-- Start --

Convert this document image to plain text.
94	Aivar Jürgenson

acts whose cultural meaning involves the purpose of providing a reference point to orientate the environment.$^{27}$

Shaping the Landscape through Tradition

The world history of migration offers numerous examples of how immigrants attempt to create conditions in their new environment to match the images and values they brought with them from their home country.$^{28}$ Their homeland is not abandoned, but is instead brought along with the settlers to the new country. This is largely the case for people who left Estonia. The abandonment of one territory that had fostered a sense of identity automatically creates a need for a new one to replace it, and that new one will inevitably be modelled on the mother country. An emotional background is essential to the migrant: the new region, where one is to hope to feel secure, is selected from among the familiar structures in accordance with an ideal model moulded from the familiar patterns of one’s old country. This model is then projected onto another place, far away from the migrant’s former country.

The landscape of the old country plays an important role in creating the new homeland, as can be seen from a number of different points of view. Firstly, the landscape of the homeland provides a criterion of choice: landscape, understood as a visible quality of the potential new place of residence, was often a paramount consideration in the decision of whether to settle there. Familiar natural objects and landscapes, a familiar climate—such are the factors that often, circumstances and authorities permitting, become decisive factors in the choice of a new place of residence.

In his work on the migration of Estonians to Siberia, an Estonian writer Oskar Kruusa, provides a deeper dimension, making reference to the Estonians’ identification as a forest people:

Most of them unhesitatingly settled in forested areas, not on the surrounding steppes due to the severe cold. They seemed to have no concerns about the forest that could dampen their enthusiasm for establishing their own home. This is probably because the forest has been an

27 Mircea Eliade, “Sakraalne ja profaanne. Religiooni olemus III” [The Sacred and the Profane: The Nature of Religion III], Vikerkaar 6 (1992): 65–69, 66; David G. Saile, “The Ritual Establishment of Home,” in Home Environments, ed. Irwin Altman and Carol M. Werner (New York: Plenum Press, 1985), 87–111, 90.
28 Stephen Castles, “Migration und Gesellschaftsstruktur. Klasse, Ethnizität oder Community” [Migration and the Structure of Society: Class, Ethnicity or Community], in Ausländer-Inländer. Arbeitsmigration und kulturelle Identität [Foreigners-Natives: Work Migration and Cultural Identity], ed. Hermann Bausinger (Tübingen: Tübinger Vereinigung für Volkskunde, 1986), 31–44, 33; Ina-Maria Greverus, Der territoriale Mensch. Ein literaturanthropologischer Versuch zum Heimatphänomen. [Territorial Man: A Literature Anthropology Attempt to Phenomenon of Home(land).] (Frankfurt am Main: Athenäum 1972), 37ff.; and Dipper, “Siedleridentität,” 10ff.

-- End --

▶ **WHAT THIS TASK INVOLVES**
Send back every record, precisely as written.

▶ **RESULT FOR THIS TASK**
Convert this document image to plain text.
94	Aivar Jürgenson

acts whose cultural meaning involves the purpose of providing a reference point to orientate the environment.$^{27}$

Shaping the Landscape through Tradition

The world history of migration offers numerous examples of how immigrants attempt to create conditions in their new environment to match the images and values they brought with them from their home country.$^{28}$ Their homeland is not abandoned, but is instead brought along with the settlers to the new country. This is largely the case for people who left Estonia. The abandonment of one territory that had fostered a sense of identity automatically creates a need for a new one to replace it, and that new one will inevitably be modelled on the mother country. An emotional background is essential to the migrant: the new region, where one is to hope to feel secure, is selected from among the familiar structures in accordance with an ideal model moulded from the familiar patterns of one’s old country. This model is then projected onto another place, far away from the migrant’s former country.

The landscape of the old country plays an important role in creating the new homeland, as can be seen from a number of different points of view. Firstly, the landscape of the homeland provides a criterion of choice: landscape, understood as a visible quality of the potential new place of residence, was often a paramount consideration in the decision of whether to settle there. Familiar natural objects and landscapes, a familiar climate—such are the factors that often, circumstances and authorities permitting, become decisive factors in the choice of a new place of residence.

In his work on the migration of Estonians to Siberia, an Estonian writer Oskar Kruusa, provides a deeper dimension, making reference to the Estonians’ identification as a forest people:

Most of them unhesitatingly settled in forested areas, not on the surrounding steppes due to the severe cold. They seemed to have no concerns about the forest that could dampen their enthusiasm for establishing their own home. This is probably because the forest has been an

27 Mircea Eliade, “Sakraalne ja profaanne. Religiooni olemus III” [The Sacred and the Profane: The Nature of Religion III], Vikerkaar 6 (1992): 65–69, 66; David G. Saile, “The Ritual Establishment of Home,” in Home Environments, ed. Irwin Altman and Carol M. Werner (New York: Plenum Press, 1985), 87–111, 90.
28 Stephen Castles, “Migration und Gesellschaftsstruktur. Klasse, Ethnizität oder Community” [Migration and the Structure of Society: Class, Ethnicity or Community], in Ausländer-Inländer. Arbeitsmigration und kulturelle Identität [Foreigners-Natives: Work Migration and Cultural Identity], ed. Hermann Bausinger (Tübingen: Tübinger Vereinigung für Volkskunde, 1986), 31–44, 33; Ina-Maria Greverus, Der territoriale Mensch. Ein literaturanthropologischer Versuch zum Heimatphänomen. [Territorial Man: A Literature Anthropology Attempt to Phenomenon of Home(land).] (Frankfurt am Main: Athenäum 1972), 37ff.; and Dipper, “Siedleridentität,” 10ff.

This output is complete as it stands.